> **Objective**:
Repeat each record exactly. Any picture gets left out.

> **Data shown**:

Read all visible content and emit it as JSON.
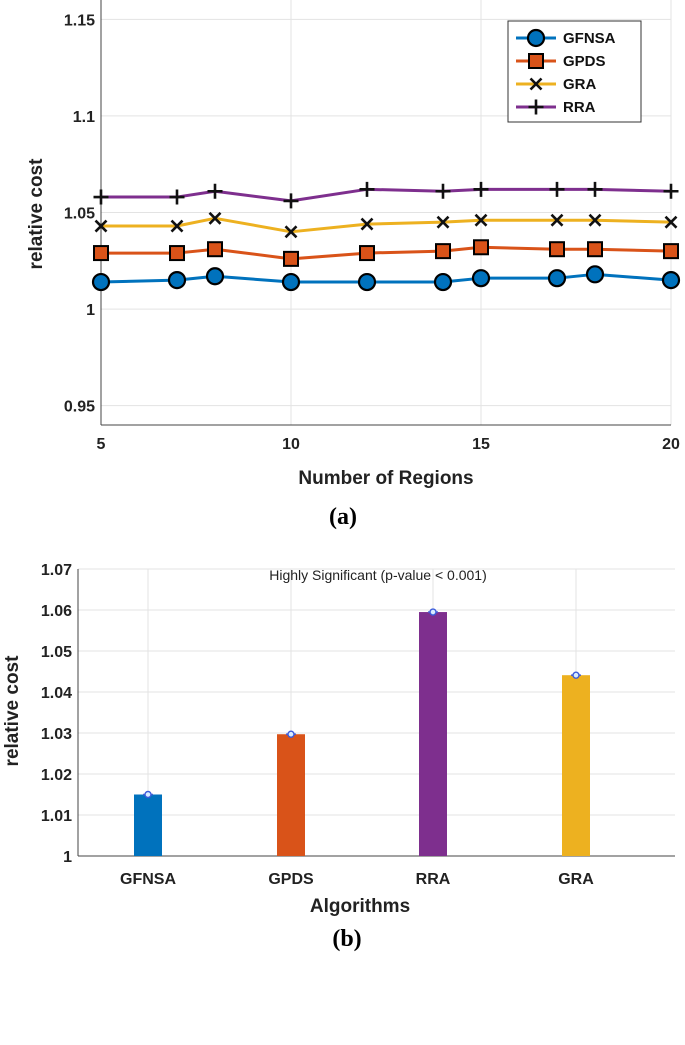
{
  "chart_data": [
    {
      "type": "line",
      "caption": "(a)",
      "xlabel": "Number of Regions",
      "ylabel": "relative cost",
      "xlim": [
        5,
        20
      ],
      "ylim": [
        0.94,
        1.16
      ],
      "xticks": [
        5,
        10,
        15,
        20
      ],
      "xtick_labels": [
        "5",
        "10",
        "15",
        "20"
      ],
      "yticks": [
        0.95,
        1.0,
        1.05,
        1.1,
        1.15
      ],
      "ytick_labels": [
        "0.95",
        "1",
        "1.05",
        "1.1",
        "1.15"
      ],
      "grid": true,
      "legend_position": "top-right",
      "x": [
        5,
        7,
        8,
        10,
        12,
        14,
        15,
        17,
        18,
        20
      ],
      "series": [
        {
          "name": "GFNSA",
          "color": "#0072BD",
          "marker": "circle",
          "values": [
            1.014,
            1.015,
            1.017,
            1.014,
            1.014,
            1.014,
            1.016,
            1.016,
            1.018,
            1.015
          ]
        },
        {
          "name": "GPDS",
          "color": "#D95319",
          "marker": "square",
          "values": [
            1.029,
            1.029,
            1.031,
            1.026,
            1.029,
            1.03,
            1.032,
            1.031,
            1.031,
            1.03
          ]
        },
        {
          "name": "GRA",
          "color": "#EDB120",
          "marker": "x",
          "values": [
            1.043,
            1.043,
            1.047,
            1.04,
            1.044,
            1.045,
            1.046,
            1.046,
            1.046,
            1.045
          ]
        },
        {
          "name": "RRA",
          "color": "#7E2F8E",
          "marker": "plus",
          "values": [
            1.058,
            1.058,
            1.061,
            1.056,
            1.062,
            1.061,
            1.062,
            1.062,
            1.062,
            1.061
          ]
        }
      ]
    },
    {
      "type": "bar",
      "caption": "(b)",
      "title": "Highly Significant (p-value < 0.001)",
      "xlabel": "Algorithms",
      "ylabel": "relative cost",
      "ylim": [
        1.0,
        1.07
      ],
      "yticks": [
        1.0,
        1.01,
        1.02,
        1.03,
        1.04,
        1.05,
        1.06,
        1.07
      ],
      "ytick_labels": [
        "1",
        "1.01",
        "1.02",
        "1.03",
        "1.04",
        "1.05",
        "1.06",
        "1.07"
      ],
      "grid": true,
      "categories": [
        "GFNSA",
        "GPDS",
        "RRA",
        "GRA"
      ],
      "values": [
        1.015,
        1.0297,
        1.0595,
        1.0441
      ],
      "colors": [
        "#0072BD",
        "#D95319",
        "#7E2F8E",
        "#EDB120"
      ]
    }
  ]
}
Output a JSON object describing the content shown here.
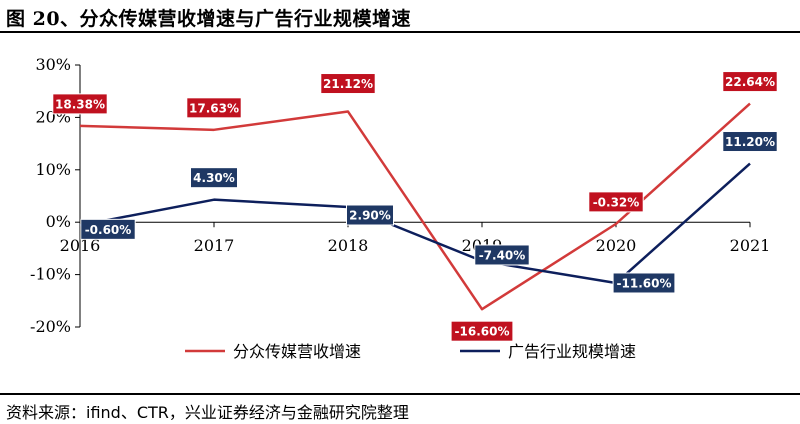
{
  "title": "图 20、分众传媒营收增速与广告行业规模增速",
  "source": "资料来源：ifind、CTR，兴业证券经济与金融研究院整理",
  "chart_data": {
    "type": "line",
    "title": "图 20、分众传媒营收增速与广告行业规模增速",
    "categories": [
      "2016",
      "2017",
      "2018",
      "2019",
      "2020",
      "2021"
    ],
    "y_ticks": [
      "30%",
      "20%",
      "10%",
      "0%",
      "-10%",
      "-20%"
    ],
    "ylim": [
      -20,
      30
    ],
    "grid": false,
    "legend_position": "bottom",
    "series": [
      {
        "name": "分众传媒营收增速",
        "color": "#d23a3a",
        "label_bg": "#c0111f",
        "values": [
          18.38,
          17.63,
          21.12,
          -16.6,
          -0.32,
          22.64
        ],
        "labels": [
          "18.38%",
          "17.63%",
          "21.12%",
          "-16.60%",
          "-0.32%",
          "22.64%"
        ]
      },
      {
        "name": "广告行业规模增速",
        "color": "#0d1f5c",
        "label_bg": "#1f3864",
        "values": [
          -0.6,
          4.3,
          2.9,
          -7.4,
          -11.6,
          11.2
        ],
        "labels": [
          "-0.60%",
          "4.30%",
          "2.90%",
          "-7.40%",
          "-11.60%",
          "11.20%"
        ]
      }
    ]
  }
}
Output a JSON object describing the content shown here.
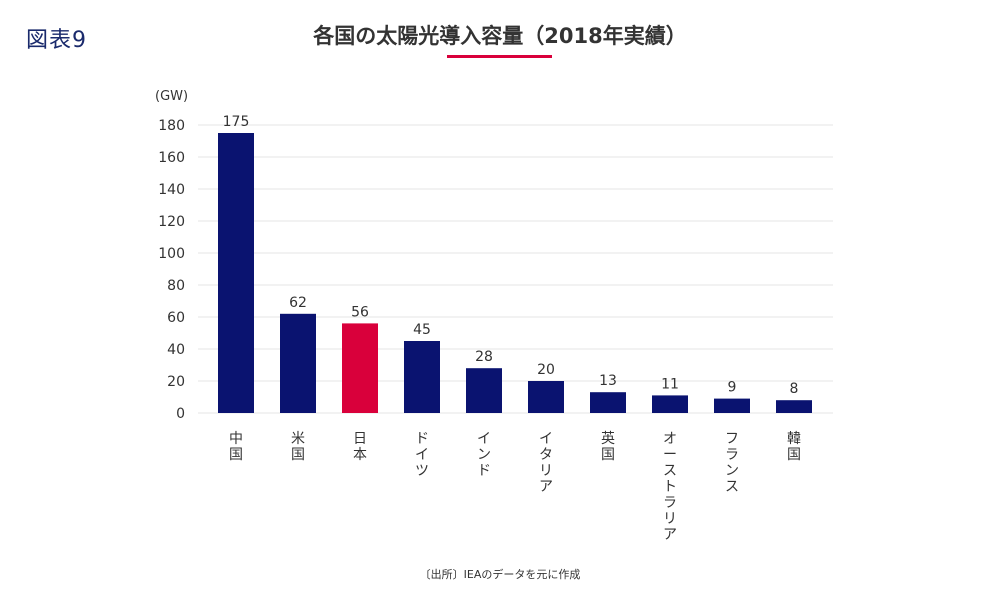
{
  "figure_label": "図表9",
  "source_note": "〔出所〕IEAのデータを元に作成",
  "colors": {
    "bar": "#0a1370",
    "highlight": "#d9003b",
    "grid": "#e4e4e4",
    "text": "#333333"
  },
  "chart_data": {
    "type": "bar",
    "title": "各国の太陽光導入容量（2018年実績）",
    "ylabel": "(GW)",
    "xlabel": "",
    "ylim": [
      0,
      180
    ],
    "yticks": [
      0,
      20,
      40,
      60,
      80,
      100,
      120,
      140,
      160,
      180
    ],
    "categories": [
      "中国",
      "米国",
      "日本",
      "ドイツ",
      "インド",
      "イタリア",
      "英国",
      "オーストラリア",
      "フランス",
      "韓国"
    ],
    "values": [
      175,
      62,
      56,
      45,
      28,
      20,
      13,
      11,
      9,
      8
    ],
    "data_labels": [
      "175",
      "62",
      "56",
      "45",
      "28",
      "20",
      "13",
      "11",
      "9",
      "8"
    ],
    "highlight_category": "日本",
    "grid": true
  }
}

> **Correct output**:
Read all visible content and emit it as JSON.
{
  "chart_data": [
    {
      "type": "line",
      "caption": "(a)",
      "xlabel": "Number of Regions",
      "ylabel": "relative cost",
      "xlim": [
        5,
        20
      ],
      "ylim": [
        0.94,
        1.16
      ],
      "xticks": [
        5,
        10,
        15,
        20
      ],
      "xtick_labels": [
        "5",
        "10",
        "15",
        "20"
      ],
      "yticks": [
        0.95,
        1.0,
        1.05,
        1.1,
        1.15
      ],
      "ytick_labels": [
        "0.95",
        "1",
        "1.05",
        "1.1",
        "1.15"
      ],
      "grid": true,
      "legend_position": "top-right",
      "x": [
        5,
        7,
        8,
        10,
        12,
        14,
        15,
        17,
        18,
        20
      ],
      "series": [
        {
          "name": "GFNSA",
          "color": "#0072BD",
          "marker": "circle",
          "values": [
            1.014,
            1.015,
            1.017,
            1.014,
            1.014,
            1.014,
            1.016,
            1.016,
            1.018,
            1.015
          ]
        },
        {
          "name": "GPDS",
          "color": "#D95319",
          "marker": "square",
          "values": [
            1.029,
            1.029,
            1.031,
            1.026,
            1.029,
            1.03,
            1.032,
            1.031,
            1.031,
            1.03
          ]
        },
        {
          "name": "GRA",
          "color": "#EDB120",
          "marker": "x",
          "values": [
            1.043,
            1.043,
            1.047,
            1.04,
            1.044,
            1.045,
            1.046,
            1.046,
            1.046,
            1.045
          ]
        },
        {
          "name": "RRA",
          "color": "#7E2F8E",
          "marker": "plus",
          "values": [
            1.058,
            1.058,
            1.061,
            1.056,
            1.062,
            1.061,
            1.062,
            1.062,
            1.062,
            1.061
          ]
        }
      ]
    },
    {
      "type": "bar",
      "caption": "(b)",
      "title": "Highly Significant (p-value < 0.001)",
      "xlabel": "Algorithms",
      "ylabel": "relative cost",
      "ylim": [
        1.0,
        1.07
      ],
      "yticks": [
        1.0,
        1.01,
        1.02,
        1.03,
        1.04,
        1.05,
        1.06,
        1.07
      ],
      "ytick_labels": [
        "1",
        "1.01",
        "1.02",
        "1.03",
        "1.04",
        "1.05",
        "1.06",
        "1.07"
      ],
      "grid": true,
      "categories": [
        "GFNSA",
        "GPDS",
        "RRA",
        "GRA"
      ],
      "values": [
        1.015,
        1.0297,
        1.0595,
        1.0441
      ],
      "colors": [
        "#0072BD",
        "#D95319",
        "#7E2F8E",
        "#EDB120"
      ]
    }
  ]
}
Output a JSON object describing the content shown here.
{
  "title": "图 20、分众传媒营收增速与广告行业规模增速",
  "source": "资料来源：ifind、CTR，兴业证券经济与金融研究院整理",
  "chart_data": {
    "type": "line",
    "title": "图 20、分众传媒营收增速与广告行业规模增速",
    "categories": [
      "2016",
      "2017",
      "2018",
      "2019",
      "2020",
      "2021"
    ],
    "y_ticks": [
      "30%",
      "20%",
      "10%",
      "0%",
      "-10%",
      "-20%"
    ],
    "ylim": [
      -20,
      30
    ],
    "grid": false,
    "legend_position": "bottom",
    "series": [
      {
        "name": "分众传媒营收增速",
        "color": "#d23a3a",
        "label_bg": "#c0111f",
        "values": [
          18.38,
          17.63,
          21.12,
          -16.6,
          -0.32,
          22.64
        ],
        "labels": [
          "18.38%",
          "17.63%",
          "21.12%",
          "-16.60%",
          "-0.32%",
          "22.64%"
        ]
      },
      {
        "name": "广告行业规模增速",
        "color": "#0d1f5c",
        "label_bg": "#1f3864",
        "values": [
          -0.6,
          4.3,
          2.9,
          -7.4,
          -11.6,
          11.2
        ],
        "labels": [
          "-0.60%",
          "4.30%",
          "2.90%",
          "-7.40%",
          "-11.60%",
          "11.20%"
        ]
      }
    ]
  }
}
Output a JSON object describing the content shown here.
{
  "figure_label": "図表9",
  "source_note": "〔出所〕IEAのデータを元に作成",
  "colors": {
    "bar": "#0a1370",
    "highlight": "#d9003b",
    "grid": "#e4e4e4",
    "text": "#333333"
  },
  "chart_data": {
    "type": "bar",
    "title": "各国の太陽光導入容量（2018年実績）",
    "ylabel": "(GW)",
    "xlabel": "",
    "ylim": [
      0,
      180
    ],
    "yticks": [
      0,
      20,
      40,
      60,
      80,
      100,
      120,
      140,
      160,
      180
    ],
    "categories": [
      "中国",
      "米国",
      "日本",
      "ドイツ",
      "インド",
      "イタリア",
      "英国",
      "オーストラリア",
      "フランス",
      "韓国"
    ],
    "values": [
      175,
      62,
      56,
      45,
      28,
      20,
      13,
      11,
      9,
      8
    ],
    "data_labels": [
      "175",
      "62",
      "56",
      "45",
      "28",
      "20",
      "13",
      "11",
      "9",
      "8"
    ],
    "highlight_category": "日本",
    "grid": true
  }
}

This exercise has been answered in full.